• _Requirement_: Output the data below in full, byte for byte. Nothing may differ.

• _Task input_:
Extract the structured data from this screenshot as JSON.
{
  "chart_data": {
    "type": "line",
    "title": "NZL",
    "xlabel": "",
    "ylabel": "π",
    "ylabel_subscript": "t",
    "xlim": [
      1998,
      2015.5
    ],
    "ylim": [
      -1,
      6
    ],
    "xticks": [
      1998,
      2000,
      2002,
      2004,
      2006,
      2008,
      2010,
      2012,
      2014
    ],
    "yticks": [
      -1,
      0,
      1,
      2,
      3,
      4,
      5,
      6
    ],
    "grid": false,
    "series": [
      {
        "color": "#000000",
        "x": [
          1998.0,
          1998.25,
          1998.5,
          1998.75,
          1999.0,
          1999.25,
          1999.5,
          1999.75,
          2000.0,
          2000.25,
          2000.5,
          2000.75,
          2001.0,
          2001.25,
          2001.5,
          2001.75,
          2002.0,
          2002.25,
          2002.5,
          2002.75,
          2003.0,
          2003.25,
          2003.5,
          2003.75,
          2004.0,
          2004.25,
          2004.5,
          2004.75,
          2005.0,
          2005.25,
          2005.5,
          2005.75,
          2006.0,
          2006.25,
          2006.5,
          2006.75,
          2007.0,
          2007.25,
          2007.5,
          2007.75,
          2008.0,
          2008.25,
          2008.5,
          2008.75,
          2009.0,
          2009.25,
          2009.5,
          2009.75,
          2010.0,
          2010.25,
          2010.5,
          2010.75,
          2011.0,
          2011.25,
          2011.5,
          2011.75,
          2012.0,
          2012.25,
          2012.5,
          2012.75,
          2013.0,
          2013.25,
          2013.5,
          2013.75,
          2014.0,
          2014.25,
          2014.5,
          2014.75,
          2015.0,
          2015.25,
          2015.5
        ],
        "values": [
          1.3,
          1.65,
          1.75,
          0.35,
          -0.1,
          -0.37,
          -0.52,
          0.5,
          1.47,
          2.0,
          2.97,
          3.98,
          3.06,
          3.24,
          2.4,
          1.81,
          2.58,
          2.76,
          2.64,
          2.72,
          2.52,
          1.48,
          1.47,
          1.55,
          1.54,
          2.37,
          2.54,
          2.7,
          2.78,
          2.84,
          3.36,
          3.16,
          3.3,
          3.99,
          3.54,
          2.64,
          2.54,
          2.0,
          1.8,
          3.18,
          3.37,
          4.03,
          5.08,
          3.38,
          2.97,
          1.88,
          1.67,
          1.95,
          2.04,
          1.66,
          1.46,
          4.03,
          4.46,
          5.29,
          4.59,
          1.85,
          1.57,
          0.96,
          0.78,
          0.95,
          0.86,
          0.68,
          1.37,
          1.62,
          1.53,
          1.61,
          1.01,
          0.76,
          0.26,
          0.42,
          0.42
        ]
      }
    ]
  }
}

• _Response for this exercise_:
Extract the structured data from this screenshot as JSON.
{
  "chart_data": {
    "type": "line",
    "title": "NZL",
    "xlabel": "",
    "ylabel": "π",
    "ylabel_subscript": "t",
    "xlim": [
      1998,
      2015.5
    ],
    "ylim": [
      -1,
      6
    ],
    "xticks": [
      1998,
      2000,
      2002,
      2004,
      2006,
      2008,
      2010,
      2012,
      2014
    ],
    "yticks": [
      -1,
      0,
      1,
      2,
      3,
      4,
      5,
      6
    ],
    "grid": false,
    "series": [
      {
        "color": "#000000",
        "x": [
          1998.0,
          1998.25,
          1998.5,
          1998.75,
          1999.0,
          1999.25,
          1999.5,
          1999.75,
          2000.0,
          2000.25,
          2000.5,
          2000.75,
          2001.0,
          2001.25,
          2001.5,
          2001.75,
          2002.0,
          2002.25,
          2002.5,
          2002.75,
          2003.0,
          2003.25,
          2003.5,
          2003.75,
          2004.0,
          2004.25,
          2004.5,
          2004.75,
          2005.0,
          2005.25,
          2005.5,
          2005.75,
          2006.0,
          2006.25,
          2006.5,
          2006.75,
          2007.0,
          2007.25,
          2007.5,
          2007.75,
          2008.0,
          2008.25,
          2008.5,
          2008.75,
          2009.0,
          2009.25,
          2009.5,
          2009.75,
          2010.0,
          2010.25,
          2010.5,
          2010.75,
          2011.0,
          2011.25,
          2011.5,
          2011.75,
          2012.0,
          2012.25,
          2012.5,
          2012.75,
          2013.0,
          2013.25,
          2013.5,
          2013.75,
          2014.0,
          2014.25,
          2014.5,
          2014.75,
          2015.0,
          2015.25,
          2015.5
        ],
        "values": [
          1.3,
          1.65,
          1.75,
          0.35,
          -0.1,
          -0.37,
          -0.52,
          0.5,
          1.47,
          2.0,
          2.97,
          3.98,
          3.06,
          3.24,
          2.4,
          1.81,
          2.58,
          2.76,
          2.64,
          2.72,
          2.52,
          1.48,
          1.47,
          1.55,
          1.54,
          2.37,
          2.54,
          2.7,
          2.78,
          2.84,
          3.36,
          3.16,
          3.3,
          3.99,
          3.54,
          2.64,
          2.54,
          2.0,
          1.8,
          3.18,
          3.37,
          4.03,
          5.08,
          3.38,
          2.97,
          1.88,
          1.67,
          1.95,
          2.04,
          1.66,
          1.46,
          4.03,
          4.46,
          5.29,
          4.59,
          1.85,
          1.57,
          0.96,
          0.78,
          0.95,
          0.86,
          0.68,
          1.37,
          1.62,
          1.53,
          1.61,
          1.01,
          0.76,
          0.26,
          0.42,
          0.42
        ]
      }
    ]
  }
}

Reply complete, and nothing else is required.